- **AIM**: Retype the lines of the material from the one containing "Text: J 6500: J 6500 (582, 343, 610, 352)" through the one containing "List each element below along with its xyxy pixel bbox. List", character for character, and nothing else.

- **RECORDS SUPPLIED**:
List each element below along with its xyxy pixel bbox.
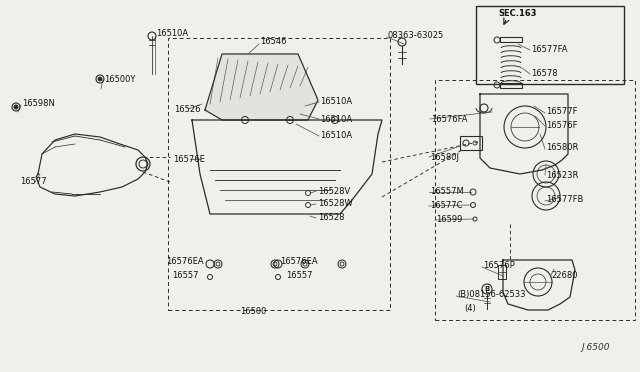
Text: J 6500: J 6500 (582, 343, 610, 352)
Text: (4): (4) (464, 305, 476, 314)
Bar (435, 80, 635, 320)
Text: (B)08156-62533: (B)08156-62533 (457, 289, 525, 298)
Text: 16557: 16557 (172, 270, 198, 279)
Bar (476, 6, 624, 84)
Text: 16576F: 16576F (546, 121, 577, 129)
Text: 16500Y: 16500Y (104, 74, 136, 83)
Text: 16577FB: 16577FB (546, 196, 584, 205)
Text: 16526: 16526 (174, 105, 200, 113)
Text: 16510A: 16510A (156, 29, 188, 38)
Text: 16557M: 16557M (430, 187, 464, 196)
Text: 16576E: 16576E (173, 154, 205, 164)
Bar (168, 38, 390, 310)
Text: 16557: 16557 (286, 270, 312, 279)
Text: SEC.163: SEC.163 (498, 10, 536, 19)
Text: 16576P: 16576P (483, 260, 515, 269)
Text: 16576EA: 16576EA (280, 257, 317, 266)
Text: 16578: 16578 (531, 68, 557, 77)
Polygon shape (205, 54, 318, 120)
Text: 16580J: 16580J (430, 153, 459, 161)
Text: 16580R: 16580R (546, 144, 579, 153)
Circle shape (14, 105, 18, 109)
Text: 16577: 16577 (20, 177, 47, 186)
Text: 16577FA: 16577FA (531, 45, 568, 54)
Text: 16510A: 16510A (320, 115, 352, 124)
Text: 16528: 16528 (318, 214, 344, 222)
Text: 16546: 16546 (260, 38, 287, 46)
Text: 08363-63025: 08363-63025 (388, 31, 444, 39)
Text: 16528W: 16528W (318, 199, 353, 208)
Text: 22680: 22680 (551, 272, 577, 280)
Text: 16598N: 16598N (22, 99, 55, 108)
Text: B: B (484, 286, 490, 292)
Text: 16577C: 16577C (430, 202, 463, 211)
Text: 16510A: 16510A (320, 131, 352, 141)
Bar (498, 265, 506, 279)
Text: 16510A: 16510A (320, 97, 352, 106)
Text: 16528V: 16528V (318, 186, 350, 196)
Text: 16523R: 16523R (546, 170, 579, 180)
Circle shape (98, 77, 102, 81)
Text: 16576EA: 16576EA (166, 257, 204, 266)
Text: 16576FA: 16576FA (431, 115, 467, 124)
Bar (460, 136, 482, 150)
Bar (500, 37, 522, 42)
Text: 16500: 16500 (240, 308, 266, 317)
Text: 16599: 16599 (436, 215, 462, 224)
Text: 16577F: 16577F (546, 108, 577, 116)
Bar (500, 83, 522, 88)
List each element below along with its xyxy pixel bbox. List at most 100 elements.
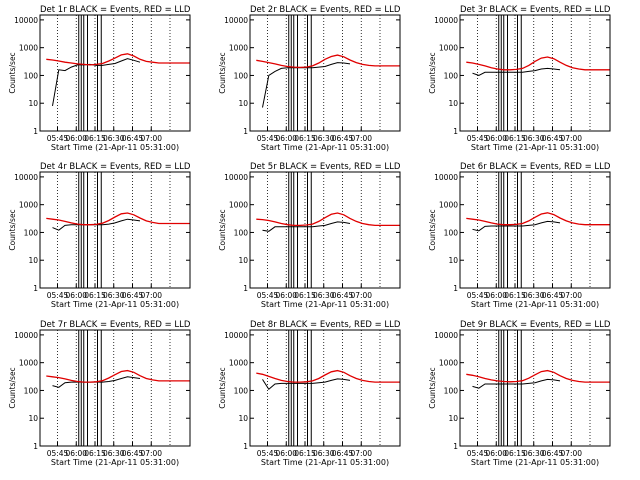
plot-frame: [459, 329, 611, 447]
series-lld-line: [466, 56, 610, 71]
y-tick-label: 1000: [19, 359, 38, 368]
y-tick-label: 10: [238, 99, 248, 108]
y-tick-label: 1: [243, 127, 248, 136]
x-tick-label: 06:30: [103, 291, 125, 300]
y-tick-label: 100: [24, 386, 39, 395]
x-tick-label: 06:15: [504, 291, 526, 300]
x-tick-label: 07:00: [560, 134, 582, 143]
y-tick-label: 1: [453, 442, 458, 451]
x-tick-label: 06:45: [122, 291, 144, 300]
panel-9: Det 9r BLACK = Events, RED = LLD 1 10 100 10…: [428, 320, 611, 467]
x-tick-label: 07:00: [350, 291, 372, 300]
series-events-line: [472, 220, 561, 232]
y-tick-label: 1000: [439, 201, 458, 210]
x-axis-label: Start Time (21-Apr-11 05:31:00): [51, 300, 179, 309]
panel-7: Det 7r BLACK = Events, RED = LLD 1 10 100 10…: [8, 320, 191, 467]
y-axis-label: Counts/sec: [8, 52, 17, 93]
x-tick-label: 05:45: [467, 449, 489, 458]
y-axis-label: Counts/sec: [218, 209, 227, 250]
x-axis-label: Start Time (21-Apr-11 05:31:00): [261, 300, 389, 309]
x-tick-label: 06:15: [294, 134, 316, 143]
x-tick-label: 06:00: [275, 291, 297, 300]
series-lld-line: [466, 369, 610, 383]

- **ANSWER TO THE PROBLEM**:
Text: J 6500: J 6500 (582, 343, 610, 352)
Text: (4): (4) (464, 305, 476, 314)
Bar (435, 80, 635, 320)
Text: (B)08156-62533: (B)08156-62533 (457, 289, 525, 298)
Text: 16557: 16557 (172, 270, 198, 279)
Bar (476, 6, 624, 84)
Text: 16576F: 16576F (546, 121, 577, 129)
Text: 16500Y: 16500Y (104, 74, 136, 83)
Text: 16577FB: 16577FB (546, 196, 584, 205)
Text: 16526: 16526 (174, 105, 200, 113)
Text: 16510A: 16510A (156, 29, 188, 38)
Text: 16557M: 16557M (430, 187, 464, 196)
Text: 16576E: 16576E (173, 154, 205, 164)
Bar (168, 38, 390, 310)
Text: 16557: 16557 (286, 270, 312, 279)
Text: SEC.163: SEC.163 (498, 10, 536, 19)
Text: 16576P: 16576P (483, 260, 515, 269)
Text: 16576EA: 16576EA (280, 257, 317, 266)
Text: 16578: 16578 (531, 68, 557, 77)
Polygon shape (205, 54, 318, 120)
Text: 16580J: 16580J (430, 153, 459, 161)
Text: 16580R: 16580R (546, 144, 579, 153)
Circle shape (14, 105, 18, 109)
Text: 16577: 16577 (20, 177, 47, 186)
Text: 16577FA: 16577FA (531, 45, 568, 54)
Text: 16510A: 16510A (320, 115, 352, 124)
Text: 16528: 16528 (318, 214, 344, 222)
Text: 16546: 16546 (260, 38, 287, 46)
Text: 08363-63025: 08363-63025 (388, 31, 444, 39)
Text: 16528W: 16528W (318, 199, 353, 208)
Text: 22680: 22680 (551, 272, 577, 280)
Text: 16598N: 16598N (22, 99, 55, 108)
Text: B: B (484, 286, 490, 292)
Text: 16577C: 16577C (430, 202, 463, 211)
Text: 16510A: 16510A (320, 131, 352, 141)
Bar (498, 265, 506, 279)
Text: 16510A: 16510A (320, 97, 352, 106)
Text: 16528V: 16528V (318, 186, 350, 196)
Text: 16523R: 16523R (546, 170, 579, 180)
Circle shape (98, 77, 102, 81)
Text: 16576EA: 16576EA (166, 257, 204, 266)
Text: 16576FA: 16576FA (431, 115, 467, 124)
Bar (460, 136, 482, 150)
Bar (500, 37, 522, 42)
Text: 16500: 16500 (240, 308, 266, 317)
Text: 16599: 16599 (436, 215, 462, 224)
Text: 16577F: 16577F (546, 108, 577, 116)
Bar (500, 83, 522, 88)
List each element below along with its xyxy pixel bbox. List at most 100 elements.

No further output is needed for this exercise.